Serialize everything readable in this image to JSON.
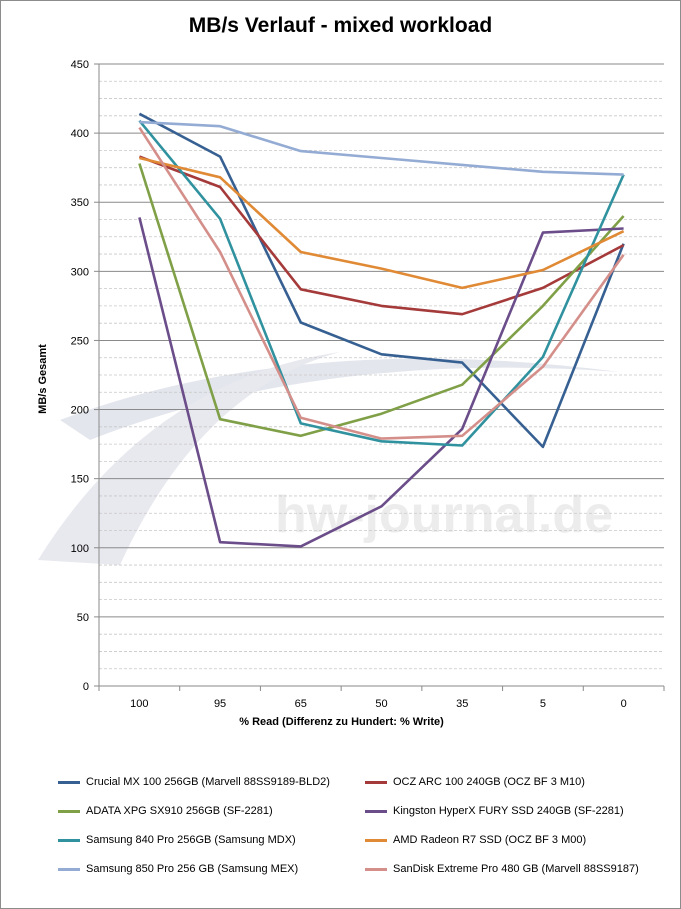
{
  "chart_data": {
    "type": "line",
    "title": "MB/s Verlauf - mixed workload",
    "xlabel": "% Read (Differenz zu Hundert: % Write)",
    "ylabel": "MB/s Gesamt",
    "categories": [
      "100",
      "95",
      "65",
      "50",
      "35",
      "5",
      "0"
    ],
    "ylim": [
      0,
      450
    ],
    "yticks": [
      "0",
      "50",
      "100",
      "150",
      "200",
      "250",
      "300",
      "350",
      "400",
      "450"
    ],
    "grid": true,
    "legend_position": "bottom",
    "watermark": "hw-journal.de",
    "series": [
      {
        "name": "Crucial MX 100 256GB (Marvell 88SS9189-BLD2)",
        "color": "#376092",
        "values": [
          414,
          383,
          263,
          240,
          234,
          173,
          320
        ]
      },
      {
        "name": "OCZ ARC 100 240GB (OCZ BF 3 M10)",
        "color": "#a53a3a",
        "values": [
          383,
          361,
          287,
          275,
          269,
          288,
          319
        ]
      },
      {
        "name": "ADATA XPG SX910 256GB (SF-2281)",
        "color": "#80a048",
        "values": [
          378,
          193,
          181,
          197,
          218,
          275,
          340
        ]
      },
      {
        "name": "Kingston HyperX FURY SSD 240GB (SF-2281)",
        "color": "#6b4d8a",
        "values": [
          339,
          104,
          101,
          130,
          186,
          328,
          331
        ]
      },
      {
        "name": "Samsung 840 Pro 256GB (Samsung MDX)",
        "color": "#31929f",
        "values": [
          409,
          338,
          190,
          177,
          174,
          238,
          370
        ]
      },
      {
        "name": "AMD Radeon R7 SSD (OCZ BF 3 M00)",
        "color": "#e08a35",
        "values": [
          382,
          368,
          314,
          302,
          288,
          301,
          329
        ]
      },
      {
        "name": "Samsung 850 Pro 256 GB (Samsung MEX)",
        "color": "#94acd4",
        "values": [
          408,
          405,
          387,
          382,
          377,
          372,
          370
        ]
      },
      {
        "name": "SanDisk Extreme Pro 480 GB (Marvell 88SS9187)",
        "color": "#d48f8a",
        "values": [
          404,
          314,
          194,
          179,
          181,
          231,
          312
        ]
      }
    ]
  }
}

- _GOAL_: Transcribe the whole listing exactly. Pictures stay out of your copy.

- _FULL ANSWER_:
Serialize everything readable in this image to JSON.
{
  "chart_data": {
    "type": "line",
    "title": "MB/s Verlauf - mixed workload",
    "xlabel": "% Read (Differenz zu Hundert: % Write)",
    "ylabel": "MB/s Gesamt",
    "categories": [
      "100",
      "95",
      "65",
      "50",
      "35",
      "5",
      "0"
    ],
    "ylim": [
      0,
      450
    ],
    "yticks": [
      "0",
      "50",
      "100",
      "150",
      "200",
      "250",
      "300",
      "350",
      "400",
      "450"
    ],
    "grid": true,
    "legend_position": "bottom",
    "watermark": "hw-journal.de",
    "series": [
      {
        "name": "Crucial MX 100 256GB (Marvell 88SS9189-BLD2)",
        "color": "#376092",
        "values": [
          414,
          383,
          263,
          240,
          234,
          173,
          320
        ]
      },
      {
        "name": "OCZ ARC 100 240GB (OCZ BF 3 M10)",
        "color": "#a53a3a",
        "values": [
          383,
          361,
          287,
          275,
          269,
          288,
          319
        ]
      },
      {
        "name": "ADATA XPG SX910 256GB (SF-2281)",
        "color": "#80a048",
        "values": [
          378,
          193,
          181,
          197,
          218,
          275,
          340
        ]
      },
      {
        "name": "Kingston HyperX FURY SSD 240GB (SF-2281)",
        "color": "#6b4d8a",
        "values": [
          339,
          104,
          101,
          130,
          186,
          328,
          331
        ]
      },
      {
        "name": "Samsung 840 Pro 256GB (Samsung MDX)",
        "color": "#31929f",
        "values": [
          409,
          338,
          190,
          177,
          174,
          238,
          370
        ]
      },
      {
        "name": "AMD Radeon R7 SSD (OCZ BF 3 M00)",
        "color": "#e08a35",
        "values": [
          382,
          368,
          314,
          302,
          288,
          301,
          329
        ]
      },
      {
        "name": "Samsung 850 Pro 256 GB (Samsung MEX)",
        "color": "#94acd4",
        "values": [
          408,
          405,
          387,
          382,
          377,
          372,
          370
        ]
      },
      {
        "name": "SanDisk Extreme Pro 480 GB (Marvell 88SS9187)",
        "color": "#d48f8a",
        "values": [
          404,
          314,
          194,
          179,
          181,
          231,
          312
        ]
      }
    ]
  }
}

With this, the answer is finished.